--- START ---
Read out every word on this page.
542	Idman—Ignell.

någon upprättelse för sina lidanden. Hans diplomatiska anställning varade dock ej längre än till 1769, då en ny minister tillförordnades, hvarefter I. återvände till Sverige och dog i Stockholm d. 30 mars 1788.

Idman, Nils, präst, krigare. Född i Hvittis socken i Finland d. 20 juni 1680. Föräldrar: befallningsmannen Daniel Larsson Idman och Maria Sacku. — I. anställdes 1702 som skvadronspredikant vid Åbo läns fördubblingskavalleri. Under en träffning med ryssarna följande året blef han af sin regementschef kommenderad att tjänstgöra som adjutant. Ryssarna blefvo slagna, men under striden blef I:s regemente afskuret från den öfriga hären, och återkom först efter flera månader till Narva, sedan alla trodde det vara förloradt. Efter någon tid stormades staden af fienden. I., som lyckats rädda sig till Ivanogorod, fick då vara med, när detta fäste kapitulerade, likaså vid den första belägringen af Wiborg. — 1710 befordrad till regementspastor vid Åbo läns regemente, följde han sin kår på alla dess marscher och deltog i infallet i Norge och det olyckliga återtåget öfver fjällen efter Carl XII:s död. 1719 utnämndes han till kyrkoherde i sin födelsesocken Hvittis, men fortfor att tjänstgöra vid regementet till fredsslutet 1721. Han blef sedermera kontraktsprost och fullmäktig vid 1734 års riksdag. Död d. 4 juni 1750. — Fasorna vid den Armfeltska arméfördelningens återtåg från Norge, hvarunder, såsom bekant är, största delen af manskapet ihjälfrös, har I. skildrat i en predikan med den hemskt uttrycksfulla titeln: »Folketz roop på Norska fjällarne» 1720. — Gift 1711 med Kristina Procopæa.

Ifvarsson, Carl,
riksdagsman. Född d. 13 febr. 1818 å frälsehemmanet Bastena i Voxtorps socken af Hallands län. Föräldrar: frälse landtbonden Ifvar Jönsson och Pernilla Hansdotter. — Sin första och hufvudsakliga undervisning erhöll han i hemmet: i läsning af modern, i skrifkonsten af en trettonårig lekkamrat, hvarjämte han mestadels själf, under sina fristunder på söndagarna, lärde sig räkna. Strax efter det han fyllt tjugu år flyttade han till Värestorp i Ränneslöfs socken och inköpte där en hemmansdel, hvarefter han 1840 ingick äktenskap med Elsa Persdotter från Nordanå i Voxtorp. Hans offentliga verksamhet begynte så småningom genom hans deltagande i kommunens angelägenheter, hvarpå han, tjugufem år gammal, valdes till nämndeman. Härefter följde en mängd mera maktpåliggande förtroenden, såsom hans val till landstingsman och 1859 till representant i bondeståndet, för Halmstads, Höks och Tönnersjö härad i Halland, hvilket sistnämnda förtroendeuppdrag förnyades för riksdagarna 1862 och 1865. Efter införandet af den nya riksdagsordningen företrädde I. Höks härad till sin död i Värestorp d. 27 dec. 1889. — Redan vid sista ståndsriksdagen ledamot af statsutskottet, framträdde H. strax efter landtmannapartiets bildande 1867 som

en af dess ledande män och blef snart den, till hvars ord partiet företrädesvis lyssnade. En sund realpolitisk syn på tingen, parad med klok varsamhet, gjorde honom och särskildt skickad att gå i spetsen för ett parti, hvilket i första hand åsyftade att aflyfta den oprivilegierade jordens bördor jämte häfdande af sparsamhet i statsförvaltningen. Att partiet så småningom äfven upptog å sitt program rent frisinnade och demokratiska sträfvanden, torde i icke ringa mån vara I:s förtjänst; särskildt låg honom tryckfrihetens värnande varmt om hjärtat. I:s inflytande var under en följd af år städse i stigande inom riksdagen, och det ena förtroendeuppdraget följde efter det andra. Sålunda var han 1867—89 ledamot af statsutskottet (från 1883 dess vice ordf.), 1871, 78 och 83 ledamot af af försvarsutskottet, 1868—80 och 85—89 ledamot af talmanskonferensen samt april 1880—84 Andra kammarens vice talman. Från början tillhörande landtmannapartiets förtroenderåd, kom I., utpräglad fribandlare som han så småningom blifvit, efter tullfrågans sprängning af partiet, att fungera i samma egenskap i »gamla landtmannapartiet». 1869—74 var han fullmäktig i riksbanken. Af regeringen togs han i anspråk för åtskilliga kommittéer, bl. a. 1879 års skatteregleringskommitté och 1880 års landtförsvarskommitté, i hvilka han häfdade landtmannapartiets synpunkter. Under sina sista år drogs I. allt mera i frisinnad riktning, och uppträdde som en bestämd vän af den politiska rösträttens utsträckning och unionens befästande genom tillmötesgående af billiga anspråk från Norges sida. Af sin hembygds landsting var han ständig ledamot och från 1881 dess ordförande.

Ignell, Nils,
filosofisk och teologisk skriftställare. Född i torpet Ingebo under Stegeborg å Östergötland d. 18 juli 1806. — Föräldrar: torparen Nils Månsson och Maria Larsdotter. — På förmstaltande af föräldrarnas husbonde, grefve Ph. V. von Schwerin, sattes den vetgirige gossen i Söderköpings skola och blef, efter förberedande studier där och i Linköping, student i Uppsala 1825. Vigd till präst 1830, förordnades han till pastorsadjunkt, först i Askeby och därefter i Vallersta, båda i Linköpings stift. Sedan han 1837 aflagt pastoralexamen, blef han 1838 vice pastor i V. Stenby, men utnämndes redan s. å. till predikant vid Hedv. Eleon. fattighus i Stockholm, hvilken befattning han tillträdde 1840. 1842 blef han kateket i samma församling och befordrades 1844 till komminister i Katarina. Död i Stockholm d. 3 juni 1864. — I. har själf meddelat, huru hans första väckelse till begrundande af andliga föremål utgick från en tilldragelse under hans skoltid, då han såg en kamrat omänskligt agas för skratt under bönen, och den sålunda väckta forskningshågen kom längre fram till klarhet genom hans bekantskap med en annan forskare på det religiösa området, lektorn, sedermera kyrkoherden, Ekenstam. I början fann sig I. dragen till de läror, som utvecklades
--- END ---
= Work request =
Copy, from the lines above, each one that holds "Idman".

= Answer to this task =
542	Idman—Ignell.
Idman, Nils, präst, krigare. Född i Hvittis socken i Finland d. 20 juni 1680. Föräldrar: befallningsmannen Daniel Larsson Idman och Maria Sacku. — I. anställdes 1702 som skvadronspredikant vid Åbo läns fördubblingskavalleri. Under en träffning med ryssarna följande året blef han af sin regementschef kommenderad att tjänstgöra som adjutant. Ryssarna blefvo slagna, men under striden blef I:s regemente afskuret från den öfriga hären, och återkom först efter flera månader till Narva, sedan alla trodde det vara förloradt. Efter någon tid stormades staden af fienden. I., som lyckats rädda sig till Ivanogorod, fick då vara med, när detta fäste kapitulerade, likaså vid den första belägringen af Wiborg. — 1710 befordrad till regementspastor vid Åbo läns regemente, följde han sin kår på alla dess marscher och deltog i infallet i Norge och det olyckliga återtåget öfver fjällen efter Carl XII:s död. 1719 utnämndes han till kyrkoherde i sin födelsesocken Hvittis, men fortfor att tjänstgöra vid regementet till fredsslutet 1721. Han blef sedermera kontraktsprost och fullmäktig vid 1734 års riksdag. Död d. 4 juni 1750. — Fasorna vid den Armfeltska arméfördelningens återtåg från Norge, hvarunder, såsom bekant är, största delen af manskapet ihjälfrös, har I. skildrat i en predikan med den hemskt uttrycksfulla titeln: »Folketz roop på Norska fjällarne» 1720. — Gift 1711 med Kristina Procopæa.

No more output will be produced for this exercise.